#### DOCUMENT SEGMENT:
<<<<

The Government also introduced sufficient evidence to show that Corley trafficked his victims for the purposes of commercial sex or prostitution. Section 1591 requires the Government to prove that the defendant committed specific actions knowing that the victim “will be caused to engage in a commercial sex act.” 18 U.S.C. § 1591(a). The statute defines a “commercial sex act” as “any sex act, on account of which anything of value is given to or received by any person.” 18 U.S.C. § 1591(e)(3). Corley argues that there was no evidence of a commercial sex act having actually been performed by the victims. This argument does not comport with the plain meaning of the statute, which requires only that the defendant “know” that the victim “will be caused” to engage in a commercial sex act; the statute does not require that an actual commercial sex act have occurred. See United States v. Hornbuckle, 784 F.3d 549, 553-54 (9th Cir. 2015); United States v. Garcia-Gonzalez, 714 F.3d 306, 312 (5th Cir. 2013). At trial, all three minor victims testified that Cor-ley took them to an apartment, took pictures that he said he would use to advertise their sexual services, and gave them a phone from which they received calls from clients. Based on this testimony, a jury could infer that Corley knew in connection with the acts described above that each of the three minor victims would be caused to engage in a commercial sex act.

b. Possession of Child Pornography

1. Ownership of the Thumb Drive

The Government offered sufficient evidence that Corley possessed the thumb drive that contained child pornography. Detective Woods testified that he removed the thumb drive from Corley’s pocket when he arrested Corley and entered it into the chain of custody. Special Agent Robertson identified that drive as the one on which he conducted a forensic analysis. He testified, further, that the five images charged in the indictment were found on the thumb drive. The thumb drive also contained an image file entitled “roniron-seahpng,” a name that incorporates the alias Corley used in his prostitution business. Corley’s argument challenging his conviction on this ground is thus unavailing.

>>>>

#### WORK INSTRUCTIONS:
1. According to the court opinion, who removed the thumb drive from Corley's pocket?
2. Write out the passage of the court opinion from "b. Possession of" up to and including "is thus unavailing.", keeping every word and mark unchanged.
The material that comes next is separate from the court opinion above.

Document structure recognition material
<<<<

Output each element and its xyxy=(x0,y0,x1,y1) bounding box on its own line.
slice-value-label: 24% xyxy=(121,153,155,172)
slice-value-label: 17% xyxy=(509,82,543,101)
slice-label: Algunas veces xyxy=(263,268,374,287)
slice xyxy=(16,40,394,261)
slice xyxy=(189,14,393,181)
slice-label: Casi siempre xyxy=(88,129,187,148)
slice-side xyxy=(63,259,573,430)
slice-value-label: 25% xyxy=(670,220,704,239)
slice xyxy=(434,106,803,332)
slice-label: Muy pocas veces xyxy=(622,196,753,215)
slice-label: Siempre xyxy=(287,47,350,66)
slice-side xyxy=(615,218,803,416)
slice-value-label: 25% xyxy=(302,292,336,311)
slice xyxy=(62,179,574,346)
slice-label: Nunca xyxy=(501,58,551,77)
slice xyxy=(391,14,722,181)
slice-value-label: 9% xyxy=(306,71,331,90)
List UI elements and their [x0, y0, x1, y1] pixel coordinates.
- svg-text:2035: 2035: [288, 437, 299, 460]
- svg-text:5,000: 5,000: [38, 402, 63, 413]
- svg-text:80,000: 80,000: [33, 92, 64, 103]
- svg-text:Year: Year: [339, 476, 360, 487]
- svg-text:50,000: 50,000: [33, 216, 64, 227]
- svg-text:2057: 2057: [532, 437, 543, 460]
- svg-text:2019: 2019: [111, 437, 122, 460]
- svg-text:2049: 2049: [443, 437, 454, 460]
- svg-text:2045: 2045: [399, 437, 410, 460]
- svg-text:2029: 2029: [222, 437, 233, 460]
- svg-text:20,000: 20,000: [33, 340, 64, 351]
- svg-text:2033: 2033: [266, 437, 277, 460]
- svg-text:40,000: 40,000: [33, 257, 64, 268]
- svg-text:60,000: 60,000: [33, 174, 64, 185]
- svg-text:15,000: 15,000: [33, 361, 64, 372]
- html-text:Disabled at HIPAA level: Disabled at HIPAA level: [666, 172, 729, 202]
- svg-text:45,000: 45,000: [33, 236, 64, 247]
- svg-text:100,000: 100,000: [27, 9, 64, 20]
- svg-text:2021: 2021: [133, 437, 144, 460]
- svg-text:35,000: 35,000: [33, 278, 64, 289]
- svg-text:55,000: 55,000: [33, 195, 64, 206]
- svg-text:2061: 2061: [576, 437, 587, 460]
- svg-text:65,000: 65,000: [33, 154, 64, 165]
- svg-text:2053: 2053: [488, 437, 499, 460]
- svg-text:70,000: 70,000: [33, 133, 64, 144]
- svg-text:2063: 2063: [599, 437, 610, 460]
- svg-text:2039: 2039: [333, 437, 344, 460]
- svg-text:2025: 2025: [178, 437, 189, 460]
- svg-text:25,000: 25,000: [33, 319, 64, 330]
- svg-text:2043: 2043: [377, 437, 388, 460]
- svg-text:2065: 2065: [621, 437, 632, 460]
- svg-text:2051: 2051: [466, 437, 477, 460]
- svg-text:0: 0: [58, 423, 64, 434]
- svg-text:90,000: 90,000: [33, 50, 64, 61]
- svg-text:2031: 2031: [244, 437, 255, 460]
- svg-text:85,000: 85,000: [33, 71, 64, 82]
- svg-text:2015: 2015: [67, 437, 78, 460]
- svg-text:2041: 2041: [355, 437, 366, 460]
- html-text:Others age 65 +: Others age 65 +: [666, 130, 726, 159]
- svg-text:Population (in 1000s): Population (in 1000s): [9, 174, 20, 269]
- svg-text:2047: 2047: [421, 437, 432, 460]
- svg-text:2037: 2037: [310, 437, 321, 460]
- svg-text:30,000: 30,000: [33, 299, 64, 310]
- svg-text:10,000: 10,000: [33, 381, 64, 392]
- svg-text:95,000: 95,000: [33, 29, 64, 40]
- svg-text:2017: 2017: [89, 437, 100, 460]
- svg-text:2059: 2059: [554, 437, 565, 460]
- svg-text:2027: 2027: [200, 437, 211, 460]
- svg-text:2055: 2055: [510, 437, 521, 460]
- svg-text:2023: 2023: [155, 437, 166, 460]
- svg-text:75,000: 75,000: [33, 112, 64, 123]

>>>>

#### RESPONSES BY TASK:
1. Detective Woods removed it when he arrested Corley.

2.
b. Possession of Child Pornography

1. Ownership of the Thumb Drive

The Government offered sufficient evidence that Corley possessed the thumb drive that contained child pornography. Detective Woods testified that he removed the thumb drive from Corley’s pocket when he arrested Corley and entered it into the chain of custody. Special Agent Robertson identified that drive as the one on which he conducted a forensic analysis. He testified, further, that the five images charged in the indictment were found on the thumb drive. The thumb drive also contained an image file entitled “roniron-seahpng,” a name that incorporates the alias Corley used in his prostitution business. Corley’s argument challenging his conviction on this ground is thus unavailing.